◆ EXERCISE DESCRIPTION ◆
Report the count of lines where the string "markups" appears, and nothing else.
** START OF DATASET ENTRIES **
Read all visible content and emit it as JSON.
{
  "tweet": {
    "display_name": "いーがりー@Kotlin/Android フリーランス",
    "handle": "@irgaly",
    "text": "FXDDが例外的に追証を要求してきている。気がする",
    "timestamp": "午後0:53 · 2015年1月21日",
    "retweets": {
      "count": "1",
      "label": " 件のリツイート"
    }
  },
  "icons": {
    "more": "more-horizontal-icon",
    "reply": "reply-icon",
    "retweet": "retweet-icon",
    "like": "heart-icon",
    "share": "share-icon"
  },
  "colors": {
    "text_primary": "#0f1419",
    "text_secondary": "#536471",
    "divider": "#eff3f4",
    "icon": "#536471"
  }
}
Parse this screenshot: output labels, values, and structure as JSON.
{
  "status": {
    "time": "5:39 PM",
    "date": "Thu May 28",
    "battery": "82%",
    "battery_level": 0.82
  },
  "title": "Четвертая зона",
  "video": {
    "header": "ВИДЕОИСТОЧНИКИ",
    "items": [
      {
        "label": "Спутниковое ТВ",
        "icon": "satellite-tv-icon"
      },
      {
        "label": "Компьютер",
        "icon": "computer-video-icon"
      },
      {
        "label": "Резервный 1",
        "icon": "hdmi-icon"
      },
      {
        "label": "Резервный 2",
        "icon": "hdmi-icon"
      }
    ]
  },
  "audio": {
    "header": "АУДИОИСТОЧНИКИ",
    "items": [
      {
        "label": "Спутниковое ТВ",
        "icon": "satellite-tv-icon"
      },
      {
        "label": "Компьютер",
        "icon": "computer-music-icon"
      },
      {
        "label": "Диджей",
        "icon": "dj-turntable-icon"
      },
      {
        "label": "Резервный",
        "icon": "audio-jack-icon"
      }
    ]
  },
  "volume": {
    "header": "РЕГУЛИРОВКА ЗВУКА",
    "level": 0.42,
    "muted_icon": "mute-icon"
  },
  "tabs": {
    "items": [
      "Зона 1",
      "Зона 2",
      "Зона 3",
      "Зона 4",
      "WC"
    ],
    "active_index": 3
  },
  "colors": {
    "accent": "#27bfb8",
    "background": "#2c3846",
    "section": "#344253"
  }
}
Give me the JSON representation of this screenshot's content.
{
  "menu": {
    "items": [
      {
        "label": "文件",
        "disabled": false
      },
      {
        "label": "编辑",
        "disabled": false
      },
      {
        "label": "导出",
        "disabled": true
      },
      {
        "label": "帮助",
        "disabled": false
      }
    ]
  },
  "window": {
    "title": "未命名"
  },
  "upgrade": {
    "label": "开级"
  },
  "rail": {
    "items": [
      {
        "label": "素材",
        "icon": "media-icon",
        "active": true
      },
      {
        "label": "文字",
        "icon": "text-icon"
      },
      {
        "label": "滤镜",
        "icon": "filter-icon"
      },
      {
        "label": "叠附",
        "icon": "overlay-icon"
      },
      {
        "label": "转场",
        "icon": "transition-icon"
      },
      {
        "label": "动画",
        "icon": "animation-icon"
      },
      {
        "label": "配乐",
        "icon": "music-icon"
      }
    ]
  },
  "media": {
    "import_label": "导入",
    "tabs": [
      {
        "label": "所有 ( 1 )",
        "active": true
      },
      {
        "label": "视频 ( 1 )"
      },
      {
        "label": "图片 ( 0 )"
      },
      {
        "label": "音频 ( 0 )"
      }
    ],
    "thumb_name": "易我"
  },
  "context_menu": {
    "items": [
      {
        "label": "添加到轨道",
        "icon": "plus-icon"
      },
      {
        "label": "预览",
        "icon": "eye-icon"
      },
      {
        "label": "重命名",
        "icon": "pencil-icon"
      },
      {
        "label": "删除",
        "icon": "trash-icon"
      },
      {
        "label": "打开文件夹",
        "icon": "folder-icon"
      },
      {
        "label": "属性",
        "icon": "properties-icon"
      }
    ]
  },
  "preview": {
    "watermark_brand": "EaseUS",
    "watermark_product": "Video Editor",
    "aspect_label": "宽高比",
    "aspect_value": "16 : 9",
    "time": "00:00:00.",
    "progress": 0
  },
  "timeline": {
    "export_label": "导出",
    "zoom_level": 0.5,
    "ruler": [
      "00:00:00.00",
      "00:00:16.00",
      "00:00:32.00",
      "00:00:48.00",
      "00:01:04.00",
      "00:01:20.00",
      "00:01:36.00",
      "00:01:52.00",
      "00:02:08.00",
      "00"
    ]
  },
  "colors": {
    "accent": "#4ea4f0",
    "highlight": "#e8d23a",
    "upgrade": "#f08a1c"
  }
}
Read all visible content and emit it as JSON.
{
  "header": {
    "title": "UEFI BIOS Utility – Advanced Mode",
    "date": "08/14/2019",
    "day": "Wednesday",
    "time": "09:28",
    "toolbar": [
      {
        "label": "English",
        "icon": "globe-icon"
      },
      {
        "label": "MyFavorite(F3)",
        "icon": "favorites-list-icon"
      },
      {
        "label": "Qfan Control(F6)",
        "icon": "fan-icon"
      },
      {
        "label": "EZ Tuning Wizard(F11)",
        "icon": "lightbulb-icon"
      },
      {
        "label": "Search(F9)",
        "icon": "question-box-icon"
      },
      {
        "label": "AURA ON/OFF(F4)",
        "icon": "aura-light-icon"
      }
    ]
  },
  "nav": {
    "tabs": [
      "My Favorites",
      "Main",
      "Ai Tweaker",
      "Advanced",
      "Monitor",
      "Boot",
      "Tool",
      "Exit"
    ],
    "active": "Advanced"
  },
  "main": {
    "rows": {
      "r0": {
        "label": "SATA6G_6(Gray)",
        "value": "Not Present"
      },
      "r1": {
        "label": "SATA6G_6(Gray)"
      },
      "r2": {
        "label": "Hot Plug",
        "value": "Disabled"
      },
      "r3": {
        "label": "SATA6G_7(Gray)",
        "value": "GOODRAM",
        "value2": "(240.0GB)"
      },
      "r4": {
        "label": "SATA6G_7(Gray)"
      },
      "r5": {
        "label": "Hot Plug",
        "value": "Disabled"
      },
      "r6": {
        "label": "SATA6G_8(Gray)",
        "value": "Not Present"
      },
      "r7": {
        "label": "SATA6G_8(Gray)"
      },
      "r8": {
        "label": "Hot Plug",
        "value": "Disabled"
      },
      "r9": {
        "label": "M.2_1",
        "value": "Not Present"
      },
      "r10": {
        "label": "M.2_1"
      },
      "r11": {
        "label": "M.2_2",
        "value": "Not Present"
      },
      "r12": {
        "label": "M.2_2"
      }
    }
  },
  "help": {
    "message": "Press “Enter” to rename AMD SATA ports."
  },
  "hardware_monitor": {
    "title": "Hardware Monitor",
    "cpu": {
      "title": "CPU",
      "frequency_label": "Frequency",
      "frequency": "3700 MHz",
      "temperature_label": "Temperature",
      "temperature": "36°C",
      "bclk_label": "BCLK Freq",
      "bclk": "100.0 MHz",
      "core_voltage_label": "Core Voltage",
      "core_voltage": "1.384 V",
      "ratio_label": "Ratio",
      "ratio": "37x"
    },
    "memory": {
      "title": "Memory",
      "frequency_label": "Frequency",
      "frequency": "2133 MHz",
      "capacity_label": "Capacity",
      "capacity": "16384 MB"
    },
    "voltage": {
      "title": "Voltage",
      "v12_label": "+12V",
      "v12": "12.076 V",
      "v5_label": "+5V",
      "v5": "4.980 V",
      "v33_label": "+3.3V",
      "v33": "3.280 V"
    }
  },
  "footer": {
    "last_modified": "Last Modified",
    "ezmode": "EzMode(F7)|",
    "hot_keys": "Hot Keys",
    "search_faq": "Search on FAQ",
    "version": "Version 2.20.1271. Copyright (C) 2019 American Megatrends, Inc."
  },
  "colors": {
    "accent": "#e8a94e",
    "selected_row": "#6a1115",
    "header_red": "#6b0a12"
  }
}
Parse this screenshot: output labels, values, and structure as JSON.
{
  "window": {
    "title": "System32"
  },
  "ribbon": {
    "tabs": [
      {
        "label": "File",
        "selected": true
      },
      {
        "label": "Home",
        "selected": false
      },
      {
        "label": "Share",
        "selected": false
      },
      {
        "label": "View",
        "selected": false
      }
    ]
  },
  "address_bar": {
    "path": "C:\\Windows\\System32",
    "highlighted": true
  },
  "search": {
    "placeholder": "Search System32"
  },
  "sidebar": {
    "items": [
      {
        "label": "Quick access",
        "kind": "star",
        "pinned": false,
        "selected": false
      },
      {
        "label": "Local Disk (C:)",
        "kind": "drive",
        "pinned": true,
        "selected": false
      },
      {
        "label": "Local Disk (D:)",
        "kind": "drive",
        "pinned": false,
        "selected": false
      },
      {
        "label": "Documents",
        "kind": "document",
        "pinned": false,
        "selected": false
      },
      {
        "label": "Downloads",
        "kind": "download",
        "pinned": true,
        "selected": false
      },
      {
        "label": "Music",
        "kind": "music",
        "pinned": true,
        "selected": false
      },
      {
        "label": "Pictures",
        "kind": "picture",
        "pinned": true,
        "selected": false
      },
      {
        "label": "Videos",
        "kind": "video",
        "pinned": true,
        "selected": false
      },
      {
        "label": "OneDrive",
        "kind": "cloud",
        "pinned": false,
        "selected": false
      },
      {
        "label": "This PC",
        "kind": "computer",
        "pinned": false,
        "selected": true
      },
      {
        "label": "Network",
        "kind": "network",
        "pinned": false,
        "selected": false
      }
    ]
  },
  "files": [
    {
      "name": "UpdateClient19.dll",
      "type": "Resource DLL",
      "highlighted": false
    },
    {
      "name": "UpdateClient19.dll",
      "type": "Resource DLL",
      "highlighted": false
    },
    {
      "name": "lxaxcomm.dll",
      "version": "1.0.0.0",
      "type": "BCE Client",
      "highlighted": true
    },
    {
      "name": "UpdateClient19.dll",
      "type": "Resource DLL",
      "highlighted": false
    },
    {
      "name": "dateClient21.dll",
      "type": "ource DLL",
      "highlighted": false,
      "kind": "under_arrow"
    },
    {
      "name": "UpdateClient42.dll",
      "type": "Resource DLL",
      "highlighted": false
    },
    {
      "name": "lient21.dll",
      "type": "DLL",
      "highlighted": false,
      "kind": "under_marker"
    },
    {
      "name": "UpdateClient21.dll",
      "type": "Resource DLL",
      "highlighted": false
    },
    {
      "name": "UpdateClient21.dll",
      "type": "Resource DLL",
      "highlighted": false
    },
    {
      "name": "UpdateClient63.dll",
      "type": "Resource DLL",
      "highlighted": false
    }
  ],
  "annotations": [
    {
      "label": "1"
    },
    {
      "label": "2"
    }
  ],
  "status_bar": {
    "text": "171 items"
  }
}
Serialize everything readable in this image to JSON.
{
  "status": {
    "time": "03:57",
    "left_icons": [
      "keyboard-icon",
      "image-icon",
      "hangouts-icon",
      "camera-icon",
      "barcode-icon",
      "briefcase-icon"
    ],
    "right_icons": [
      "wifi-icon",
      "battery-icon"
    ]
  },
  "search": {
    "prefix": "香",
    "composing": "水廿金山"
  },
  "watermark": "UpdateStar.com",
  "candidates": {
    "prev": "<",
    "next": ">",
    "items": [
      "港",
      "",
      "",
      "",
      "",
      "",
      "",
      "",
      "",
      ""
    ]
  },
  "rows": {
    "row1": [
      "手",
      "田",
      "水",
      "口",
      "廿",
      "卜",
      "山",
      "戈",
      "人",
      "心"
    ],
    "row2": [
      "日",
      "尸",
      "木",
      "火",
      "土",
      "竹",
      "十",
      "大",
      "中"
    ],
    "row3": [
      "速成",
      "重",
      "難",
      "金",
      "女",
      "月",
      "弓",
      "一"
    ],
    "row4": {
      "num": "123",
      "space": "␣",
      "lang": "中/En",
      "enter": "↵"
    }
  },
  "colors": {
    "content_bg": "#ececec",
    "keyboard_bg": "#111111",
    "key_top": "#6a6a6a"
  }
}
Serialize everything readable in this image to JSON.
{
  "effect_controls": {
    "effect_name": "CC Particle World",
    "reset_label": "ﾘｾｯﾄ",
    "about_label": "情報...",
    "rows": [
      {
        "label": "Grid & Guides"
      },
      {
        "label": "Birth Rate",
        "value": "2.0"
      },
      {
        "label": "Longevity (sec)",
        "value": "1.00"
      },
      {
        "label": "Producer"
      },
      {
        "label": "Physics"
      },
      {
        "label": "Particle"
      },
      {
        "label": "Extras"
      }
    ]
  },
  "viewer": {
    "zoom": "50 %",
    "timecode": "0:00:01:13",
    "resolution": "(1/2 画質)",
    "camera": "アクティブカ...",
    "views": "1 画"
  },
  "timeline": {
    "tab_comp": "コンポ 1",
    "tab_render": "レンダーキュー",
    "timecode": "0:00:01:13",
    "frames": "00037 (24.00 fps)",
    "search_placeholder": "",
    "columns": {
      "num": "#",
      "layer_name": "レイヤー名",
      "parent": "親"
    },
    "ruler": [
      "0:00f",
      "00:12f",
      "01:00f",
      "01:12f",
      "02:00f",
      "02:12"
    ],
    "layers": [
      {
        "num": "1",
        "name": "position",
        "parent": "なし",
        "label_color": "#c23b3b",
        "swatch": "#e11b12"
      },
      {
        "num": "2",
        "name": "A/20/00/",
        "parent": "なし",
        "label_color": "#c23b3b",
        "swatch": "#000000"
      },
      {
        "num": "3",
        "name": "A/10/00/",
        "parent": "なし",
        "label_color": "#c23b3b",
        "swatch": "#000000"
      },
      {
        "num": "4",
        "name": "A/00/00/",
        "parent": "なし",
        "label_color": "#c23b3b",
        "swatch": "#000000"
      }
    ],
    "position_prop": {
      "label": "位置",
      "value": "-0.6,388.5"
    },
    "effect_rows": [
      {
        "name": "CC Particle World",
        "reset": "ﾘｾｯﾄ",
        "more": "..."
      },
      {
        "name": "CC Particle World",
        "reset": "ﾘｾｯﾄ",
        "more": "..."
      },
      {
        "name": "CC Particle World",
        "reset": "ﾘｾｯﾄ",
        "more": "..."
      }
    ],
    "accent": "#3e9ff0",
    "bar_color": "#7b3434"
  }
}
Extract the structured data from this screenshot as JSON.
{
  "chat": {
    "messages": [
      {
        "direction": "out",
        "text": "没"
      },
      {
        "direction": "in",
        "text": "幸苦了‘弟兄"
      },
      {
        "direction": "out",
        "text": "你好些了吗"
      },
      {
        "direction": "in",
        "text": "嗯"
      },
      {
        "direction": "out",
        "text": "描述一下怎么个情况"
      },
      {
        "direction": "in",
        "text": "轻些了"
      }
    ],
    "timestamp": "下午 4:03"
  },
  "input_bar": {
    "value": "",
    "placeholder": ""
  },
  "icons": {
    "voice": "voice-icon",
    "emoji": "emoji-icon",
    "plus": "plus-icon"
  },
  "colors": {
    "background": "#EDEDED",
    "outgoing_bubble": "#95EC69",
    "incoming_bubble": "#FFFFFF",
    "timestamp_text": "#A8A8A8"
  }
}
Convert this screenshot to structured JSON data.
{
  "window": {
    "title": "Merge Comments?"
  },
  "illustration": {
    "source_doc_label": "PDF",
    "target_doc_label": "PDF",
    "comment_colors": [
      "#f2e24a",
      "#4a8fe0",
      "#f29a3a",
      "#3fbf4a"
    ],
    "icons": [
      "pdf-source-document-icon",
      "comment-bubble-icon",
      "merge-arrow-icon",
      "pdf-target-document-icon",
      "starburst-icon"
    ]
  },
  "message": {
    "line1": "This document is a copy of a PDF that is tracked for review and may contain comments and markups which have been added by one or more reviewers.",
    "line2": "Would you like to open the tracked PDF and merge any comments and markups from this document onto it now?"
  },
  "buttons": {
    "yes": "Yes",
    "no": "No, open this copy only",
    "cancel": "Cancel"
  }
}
** END OF DATASET ENTRIES **
◆ RESPONSE ◆
2